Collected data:
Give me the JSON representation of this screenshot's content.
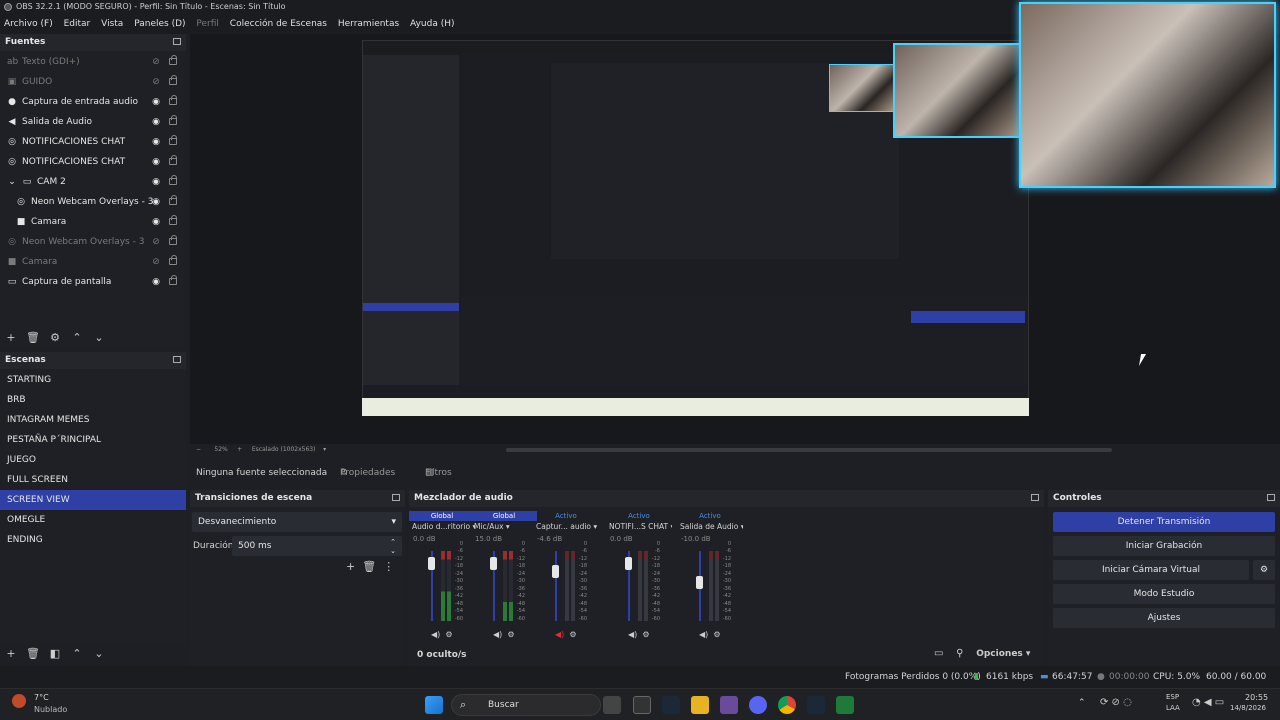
{
  "window": {
    "title": "OBS 32.2.1 (MODO SEGURO) - Perfil: Sin Título - Escenas: Sin Título"
  },
  "menu": [
    "Archivo (F)",
    "Editar",
    "Vista",
    "Paneles (D)",
    "Perfil",
    "Colección de Escenas",
    "Herramientas",
    "Ayuda (H)"
  ],
  "sources": {
    "title": "Fuentes",
    "items": [
      {
        "label": "Texto (GDI+)",
        "icon": "text-icon",
        "dim": true
      },
      {
        "label": "GUIDO",
        "icon": "image-icon",
        "dim": true
      },
      {
        "label": "Captura de entrada audio",
        "icon": "mic-icon",
        "dim": false
      },
      {
        "label": "Salida de Audio",
        "icon": "speaker-icon",
        "dim": false
      },
      {
        "label": "NOTIFICACIONES CHAT",
        "icon": "browser-icon",
        "dim": false
      },
      {
        "label": "NOTIFICACIONES CHAT",
        "icon": "browser-icon",
        "dim": false
      },
      {
        "label": "CAM 2",
        "icon": "folder-icon",
        "dim": false
      },
      {
        "label": "Neon Webcam Overlays - 3",
        "icon": "browser-icon",
        "dim": false
      },
      {
        "label": "Camara",
        "icon": "camera-icon",
        "dim": false
      },
      {
        "label": "Neon Webcam Overlays - 3",
        "icon": "browser-icon",
        "dim": true
      },
      {
        "label": "Camara",
        "icon": "camera-icon",
        "dim": true
      },
      {
        "label": "Captura de pantalla",
        "icon": "monitor-icon",
        "dim": false
      }
    ]
  },
  "scenes": {
    "title": "Escenas",
    "items": [
      "STARTING",
      "BRB",
      "INTAGRAM MEMES",
      "PESTAÑA P´RINCIPAL",
      "JUEGO",
      "FULL SCREEN",
      "SCREEN VIEW",
      "OMEGLE",
      "ENDING"
    ],
    "selected": "SCREEN VIEW"
  },
  "preview": {
    "zoom": "52%",
    "scale_label": "Escalado (1002x563)"
  },
  "context": {
    "no_source": "Ninguna fuente seleccionada",
    "properties": "Propiedades",
    "filters": "Filtros"
  },
  "transitions": {
    "title": "Transiciones de escena",
    "selected": "Desvanecimiento",
    "duration_label": "Duración",
    "duration_value": "500 ms"
  },
  "mixer": {
    "title": "Mezclador de audio",
    "hidden": "0 oculto/s",
    "channels": [
      {
        "badge": "Global",
        "name": "Audio d...ritorio",
        "db": "0.0 dB",
        "level": 0.7,
        "fader": 0.82,
        "muted": false
      },
      {
        "badge": "Global",
        "name": "Mic/Aux",
        "db": "15.0 dB",
        "level": 0.45,
        "fader": 0.82,
        "muted": false
      },
      {
        "badge": "Activo",
        "name": "Captur... audio",
        "db": "-4.6 dB",
        "level": 0.0,
        "fader": 0.7,
        "muted": true
      },
      {
        "badge": "Activo",
        "name": "NOTIFI...S CHAT",
        "db": "0.0 dB",
        "level": 0.0,
        "fader": 0.82,
        "muted": false
      },
      {
        "badge": "Activo",
        "name": "Salida de Audio",
        "db": "-10.0 dB",
        "level": 0.0,
        "fader": 0.55,
        "muted": false
      }
    ],
    "scale": [
      "0",
      "-6",
      "-12",
      "-18",
      "-24",
      "-30",
      "-36",
      "-42",
      "-48",
      "-54",
      "-60"
    ],
    "options": "Opciones"
  },
  "controls": {
    "title": "Controles",
    "buttons": [
      "Detener Transmisión",
      "Iniciar Grabación",
      "Iniciar Cámara Virtual",
      "Modo Estudio",
      "Ajustes"
    ]
  },
  "status": {
    "dropped": "Fotogramas Perdidos 0 (0.0%)",
    "bitrate": "6161 kbps",
    "stream_time": "66:47:57",
    "rec_time": "00:00:00",
    "cpu": "CPU: 5.0%",
    "fps": "60.00 / 60.00 FPS"
  },
  "taskbar": {
    "weather_temp": "7°C",
    "weather_desc": "Nublado",
    "search": "Buscar",
    "lang1": "ESP",
    "lang2": "LAA",
    "time": "20:55",
    "date": "14/8/2026"
  }
}
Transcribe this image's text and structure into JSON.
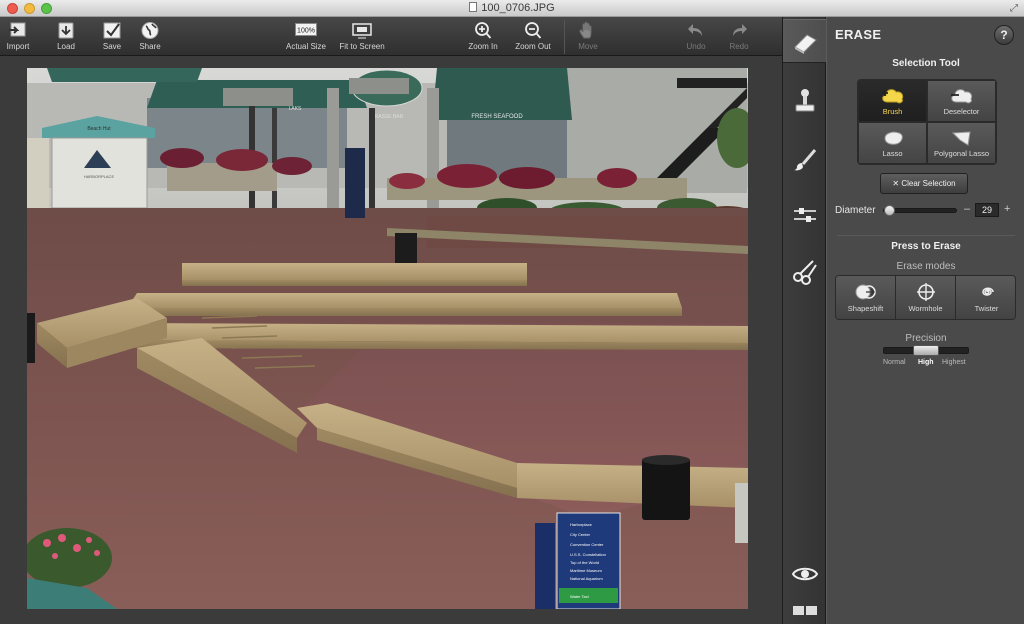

DESCRIPTION OF THE TASK: Of the lines in this material, state how many hold the string "Escenas". Write no other words.

SOLUTION: 3